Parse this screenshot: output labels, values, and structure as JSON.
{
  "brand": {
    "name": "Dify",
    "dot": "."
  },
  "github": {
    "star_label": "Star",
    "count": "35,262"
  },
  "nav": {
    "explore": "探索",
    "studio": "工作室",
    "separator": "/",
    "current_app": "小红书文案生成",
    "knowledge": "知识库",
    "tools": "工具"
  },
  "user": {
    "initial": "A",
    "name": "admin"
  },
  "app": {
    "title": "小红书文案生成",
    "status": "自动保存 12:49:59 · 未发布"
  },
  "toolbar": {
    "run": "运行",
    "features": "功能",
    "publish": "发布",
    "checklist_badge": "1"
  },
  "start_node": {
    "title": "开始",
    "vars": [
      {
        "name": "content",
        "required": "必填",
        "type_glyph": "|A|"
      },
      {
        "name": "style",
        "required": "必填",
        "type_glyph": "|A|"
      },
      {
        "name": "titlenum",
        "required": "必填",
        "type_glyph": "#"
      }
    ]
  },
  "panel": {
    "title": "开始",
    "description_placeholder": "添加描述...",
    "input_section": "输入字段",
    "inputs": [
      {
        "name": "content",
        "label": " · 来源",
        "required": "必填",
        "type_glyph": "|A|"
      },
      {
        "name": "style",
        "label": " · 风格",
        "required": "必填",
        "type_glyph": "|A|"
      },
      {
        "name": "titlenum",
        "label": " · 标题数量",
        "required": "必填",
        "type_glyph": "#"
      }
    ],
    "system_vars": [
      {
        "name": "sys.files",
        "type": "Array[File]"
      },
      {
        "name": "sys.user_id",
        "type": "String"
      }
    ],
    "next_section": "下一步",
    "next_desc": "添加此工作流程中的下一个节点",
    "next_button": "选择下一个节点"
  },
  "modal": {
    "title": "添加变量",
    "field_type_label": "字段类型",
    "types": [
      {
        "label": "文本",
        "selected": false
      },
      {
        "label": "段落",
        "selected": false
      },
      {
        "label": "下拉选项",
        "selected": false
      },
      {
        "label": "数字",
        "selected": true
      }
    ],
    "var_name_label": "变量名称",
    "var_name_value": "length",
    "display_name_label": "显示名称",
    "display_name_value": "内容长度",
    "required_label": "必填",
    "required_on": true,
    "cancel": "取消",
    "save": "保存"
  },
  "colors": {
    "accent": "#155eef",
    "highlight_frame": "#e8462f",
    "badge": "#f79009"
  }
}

_ _ _

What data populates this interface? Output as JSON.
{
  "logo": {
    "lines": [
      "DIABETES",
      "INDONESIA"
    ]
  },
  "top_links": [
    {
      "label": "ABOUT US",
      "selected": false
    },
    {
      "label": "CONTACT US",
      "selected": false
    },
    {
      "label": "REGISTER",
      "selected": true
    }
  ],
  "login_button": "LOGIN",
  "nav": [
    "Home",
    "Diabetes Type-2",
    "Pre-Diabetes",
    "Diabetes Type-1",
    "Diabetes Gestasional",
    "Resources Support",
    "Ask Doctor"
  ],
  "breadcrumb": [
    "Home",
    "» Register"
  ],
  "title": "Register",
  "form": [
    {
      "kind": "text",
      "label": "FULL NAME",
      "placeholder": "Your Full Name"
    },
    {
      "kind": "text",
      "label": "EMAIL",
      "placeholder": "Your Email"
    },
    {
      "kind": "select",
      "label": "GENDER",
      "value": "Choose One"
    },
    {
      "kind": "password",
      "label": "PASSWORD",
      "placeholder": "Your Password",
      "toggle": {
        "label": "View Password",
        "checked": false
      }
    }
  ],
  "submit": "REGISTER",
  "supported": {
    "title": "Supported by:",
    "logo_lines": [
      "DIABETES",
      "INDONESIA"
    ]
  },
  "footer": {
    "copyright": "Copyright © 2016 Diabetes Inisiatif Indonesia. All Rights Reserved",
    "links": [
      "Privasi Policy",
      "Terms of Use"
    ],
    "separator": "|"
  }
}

_ _ _

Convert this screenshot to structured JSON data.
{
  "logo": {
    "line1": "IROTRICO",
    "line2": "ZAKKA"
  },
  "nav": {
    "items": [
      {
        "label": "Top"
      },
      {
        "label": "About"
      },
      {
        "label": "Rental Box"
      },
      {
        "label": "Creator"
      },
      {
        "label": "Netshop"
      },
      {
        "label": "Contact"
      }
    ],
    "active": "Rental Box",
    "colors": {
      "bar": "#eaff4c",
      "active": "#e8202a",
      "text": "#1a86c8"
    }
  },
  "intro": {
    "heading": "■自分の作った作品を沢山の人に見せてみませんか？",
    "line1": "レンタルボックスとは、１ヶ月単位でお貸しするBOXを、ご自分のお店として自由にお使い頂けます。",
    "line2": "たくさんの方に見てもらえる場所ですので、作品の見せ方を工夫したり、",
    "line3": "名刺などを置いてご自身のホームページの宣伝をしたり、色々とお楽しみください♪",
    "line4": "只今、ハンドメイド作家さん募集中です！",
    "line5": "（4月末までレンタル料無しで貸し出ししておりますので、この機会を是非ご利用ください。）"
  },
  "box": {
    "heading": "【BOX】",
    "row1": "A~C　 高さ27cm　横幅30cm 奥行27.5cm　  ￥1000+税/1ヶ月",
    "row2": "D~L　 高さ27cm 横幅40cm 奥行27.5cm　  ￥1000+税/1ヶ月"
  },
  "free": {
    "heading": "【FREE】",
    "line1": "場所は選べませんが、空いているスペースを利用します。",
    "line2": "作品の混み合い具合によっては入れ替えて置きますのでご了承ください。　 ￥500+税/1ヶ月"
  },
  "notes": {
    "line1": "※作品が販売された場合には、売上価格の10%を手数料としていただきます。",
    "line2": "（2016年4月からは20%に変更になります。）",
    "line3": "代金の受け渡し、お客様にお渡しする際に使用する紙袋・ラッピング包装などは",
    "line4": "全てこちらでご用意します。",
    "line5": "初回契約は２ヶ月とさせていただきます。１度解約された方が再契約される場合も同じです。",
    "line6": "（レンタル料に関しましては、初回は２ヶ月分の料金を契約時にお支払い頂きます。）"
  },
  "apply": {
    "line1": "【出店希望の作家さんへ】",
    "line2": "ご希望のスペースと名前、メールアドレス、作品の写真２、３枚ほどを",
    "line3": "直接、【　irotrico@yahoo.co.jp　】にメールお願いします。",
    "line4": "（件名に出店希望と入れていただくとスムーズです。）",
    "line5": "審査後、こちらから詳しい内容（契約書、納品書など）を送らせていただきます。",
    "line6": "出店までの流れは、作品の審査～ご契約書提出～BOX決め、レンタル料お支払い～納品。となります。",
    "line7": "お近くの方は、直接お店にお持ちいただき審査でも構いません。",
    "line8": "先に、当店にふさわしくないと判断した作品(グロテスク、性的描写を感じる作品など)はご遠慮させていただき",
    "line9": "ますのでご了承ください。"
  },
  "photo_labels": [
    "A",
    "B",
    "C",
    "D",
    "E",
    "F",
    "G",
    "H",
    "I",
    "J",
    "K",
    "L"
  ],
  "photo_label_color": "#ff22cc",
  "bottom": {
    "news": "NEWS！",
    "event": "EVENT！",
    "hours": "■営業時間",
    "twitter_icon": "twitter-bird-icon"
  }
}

_ _ _

Identify all lines in the records above with the word "this".

Parse this screenshot: output labels, values, and structure as JSON.
What data populates this interface? Output as JSON.
Convert this screenshot to structured JSON data.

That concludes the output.